» Data
# # # #
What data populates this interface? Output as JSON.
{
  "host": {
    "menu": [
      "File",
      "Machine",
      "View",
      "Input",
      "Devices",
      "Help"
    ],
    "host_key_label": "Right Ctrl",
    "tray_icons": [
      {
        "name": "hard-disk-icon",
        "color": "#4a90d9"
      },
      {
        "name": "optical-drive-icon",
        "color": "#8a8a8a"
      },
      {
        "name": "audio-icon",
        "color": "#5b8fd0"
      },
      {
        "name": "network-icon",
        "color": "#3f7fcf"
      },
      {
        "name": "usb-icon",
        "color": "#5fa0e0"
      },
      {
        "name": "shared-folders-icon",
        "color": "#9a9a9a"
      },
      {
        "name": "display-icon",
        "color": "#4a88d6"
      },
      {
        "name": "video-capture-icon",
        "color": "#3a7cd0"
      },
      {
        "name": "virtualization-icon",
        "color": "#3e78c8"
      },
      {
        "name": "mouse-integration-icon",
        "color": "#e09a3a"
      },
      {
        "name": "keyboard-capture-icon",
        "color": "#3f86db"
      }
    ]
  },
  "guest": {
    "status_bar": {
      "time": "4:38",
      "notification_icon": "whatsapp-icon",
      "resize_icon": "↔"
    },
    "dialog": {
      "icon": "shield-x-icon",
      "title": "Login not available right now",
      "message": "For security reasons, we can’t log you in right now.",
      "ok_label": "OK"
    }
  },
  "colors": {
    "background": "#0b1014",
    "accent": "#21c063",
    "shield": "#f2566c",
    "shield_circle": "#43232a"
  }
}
# # # #
» Problem details
Write out the entries above word for word.

» Reply to the task
What data populates this interface? Output as JSON.
{
  "host": {
    "menu": [
      "File",
      "Machine",
      "View",
      "Input",
      "Devices",
      "Help"
    ],
    "host_key_label": "Right Ctrl",
    "tray_icons": [
      {
        "name": "hard-disk-icon",
        "color": "#4a90d9"
      },
      {
        "name": "optical-drive-icon",
        "color": "#8a8a8a"
      },
      {
        "name": "audio-icon",
        "color": "#5b8fd0"
      },
      {
        "name": "network-icon",
        "color": "#3f7fcf"
      },
      {
        "name": "usb-icon",
        "color": "#5fa0e0"
      },
      {
        "name": "shared-folders-icon",
        "color": "#9a9a9a"
      },
      {
        "name": "display-icon",
        "color": "#4a88d6"
      },
      {
        "name": "video-capture-icon",
        "color": "#3a7cd0"
      },
      {
        "name": "virtualization-icon",
        "color": "#3e78c8"
      },
      {
        "name": "mouse-integration-icon",
        "color": "#e09a3a"
      },
      {
        "name": "keyboard-capture-icon",
        "color": "#3f86db"
      }
    ]
  },
  "guest": {
    "status_bar": {
      "time": "4:38",
      "notification_icon": "whatsapp-icon",
      "resize_icon": "↔"
    },
    "dialog": {
      "icon": "shield-x-icon",
      "title": "Login not available right now",
      "message": "For security reasons, we can’t log you in right now.",
      "ok_label": "OK"
    }
  },
  "colors": {
    "background": "#0b1014",
    "accent": "#21c063",
    "shield": "#f2566c",
    "shield_circle": "#43232a"
  }
}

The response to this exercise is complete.